--- Task goal ---
Your task is to repeat the listing exactly.

'''

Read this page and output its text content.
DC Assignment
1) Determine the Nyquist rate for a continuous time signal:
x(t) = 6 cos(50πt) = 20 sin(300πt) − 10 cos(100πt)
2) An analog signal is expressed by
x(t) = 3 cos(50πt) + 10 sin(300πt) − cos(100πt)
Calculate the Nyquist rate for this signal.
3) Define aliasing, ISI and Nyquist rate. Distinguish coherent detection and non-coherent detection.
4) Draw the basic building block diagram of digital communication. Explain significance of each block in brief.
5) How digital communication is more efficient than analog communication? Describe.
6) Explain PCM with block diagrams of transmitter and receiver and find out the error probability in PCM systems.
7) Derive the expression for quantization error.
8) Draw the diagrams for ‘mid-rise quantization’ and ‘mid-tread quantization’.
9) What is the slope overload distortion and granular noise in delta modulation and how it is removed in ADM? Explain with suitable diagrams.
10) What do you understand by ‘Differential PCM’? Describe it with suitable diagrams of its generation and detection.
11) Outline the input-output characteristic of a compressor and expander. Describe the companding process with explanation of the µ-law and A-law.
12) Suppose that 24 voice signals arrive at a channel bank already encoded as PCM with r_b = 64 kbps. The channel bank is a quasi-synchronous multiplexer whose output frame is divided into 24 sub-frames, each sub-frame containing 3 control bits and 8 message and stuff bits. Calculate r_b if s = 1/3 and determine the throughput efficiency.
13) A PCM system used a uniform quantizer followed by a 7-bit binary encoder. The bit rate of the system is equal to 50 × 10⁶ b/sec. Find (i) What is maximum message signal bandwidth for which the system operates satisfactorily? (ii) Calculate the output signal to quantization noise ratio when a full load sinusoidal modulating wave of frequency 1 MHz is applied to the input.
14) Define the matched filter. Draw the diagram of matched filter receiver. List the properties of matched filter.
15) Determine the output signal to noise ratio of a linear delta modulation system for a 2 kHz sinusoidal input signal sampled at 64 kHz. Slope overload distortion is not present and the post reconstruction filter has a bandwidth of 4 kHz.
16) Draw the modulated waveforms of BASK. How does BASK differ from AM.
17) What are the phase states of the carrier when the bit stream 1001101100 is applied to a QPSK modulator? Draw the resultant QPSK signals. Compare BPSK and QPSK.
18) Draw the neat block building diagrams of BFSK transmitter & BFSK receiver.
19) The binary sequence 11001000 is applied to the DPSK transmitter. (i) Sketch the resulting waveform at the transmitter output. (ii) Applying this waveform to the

'''

--- Correct response ---
Read this page and output its text content.
DC Assignment
1) Determine the Nyquist rate for a continuous time signal:
x(t) = 6 cos(50πt) = 20 sin(300πt) − 10 cos(100πt)
2) An analog signal is expressed by
x(t) = 3 cos(50πt) + 10 sin(300πt) − cos(100πt)
Calculate the Nyquist rate for this signal.
3) Define aliasing, ISI and Nyquist rate. Distinguish coherent detection and non-coherent detection.
4) Draw the basic building block diagram of digital communication. Explain significance of each block in brief.
5) How digital communication is more efficient than analog communication? Describe.
6) Explain PCM with block diagrams of transmitter and receiver and find out the error probability in PCM systems.
7) Derive the expression for quantization error.
8) Draw the diagrams for ‘mid-rise quantization’ and ‘mid-tread quantization’.
9) What is the slope overload distortion and granular noise in delta modulation and how it is removed in ADM? Explain with suitable diagrams.
10) What do you understand by ‘Differential PCM’? Describe it with suitable diagrams of its generation and detection.
11) Outline the input-output characteristic of a compressor and expander. Describe the companding process with explanation of the µ-law and A-law.
12) Suppose that 24 voice signals arrive at a channel bank already encoded as PCM with r_b = 64 kbps. The channel bank is a quasi-synchronous multiplexer whose output frame is divided into 24 sub-frames, each sub-frame containing 3 control bits and 8 message and stuff bits. Calculate r_b if s = 1/3 and determine the throughput efficiency.
13) A PCM system used a uniform quantizer followed by a 7-bit binary encoder. The bit rate of the system is equal to 50 × 10⁶ b/sec. Find (i) What is maximum message signal bandwidth for which the system operates satisfactorily? (ii) Calculate the output signal to quantization noise ratio when a full load sinusoidal modulating wave of frequency 1 MHz is applied to the input.
14) Define the matched filter. Draw the diagram of matched filter receiver. List the properties of matched filter.
15) Determine the output signal to noise ratio of a linear delta modulation system for a 2 kHz sinusoidal input signal sampled at 64 kHz. Slope overload distortion is not present and the post reconstruction filter has a bandwidth of 4 kHz.
16) Draw the modulated waveforms of BASK. How does BASK differ from AM.
17) What are the phase states of the carrier when the bit stream 1001101100 is applied to a QPSK modulator? Draw the resultant QPSK signals. Compare BPSK and QPSK.
18) Draw the neat block building diagrams of BFSK transmitter & BFSK receiver.
19) The binary sequence 11001000 is applied to the DPSK transmitter. (i) Sketch the resulting waveform at the transmitter output. (ii) Applying this waveform to the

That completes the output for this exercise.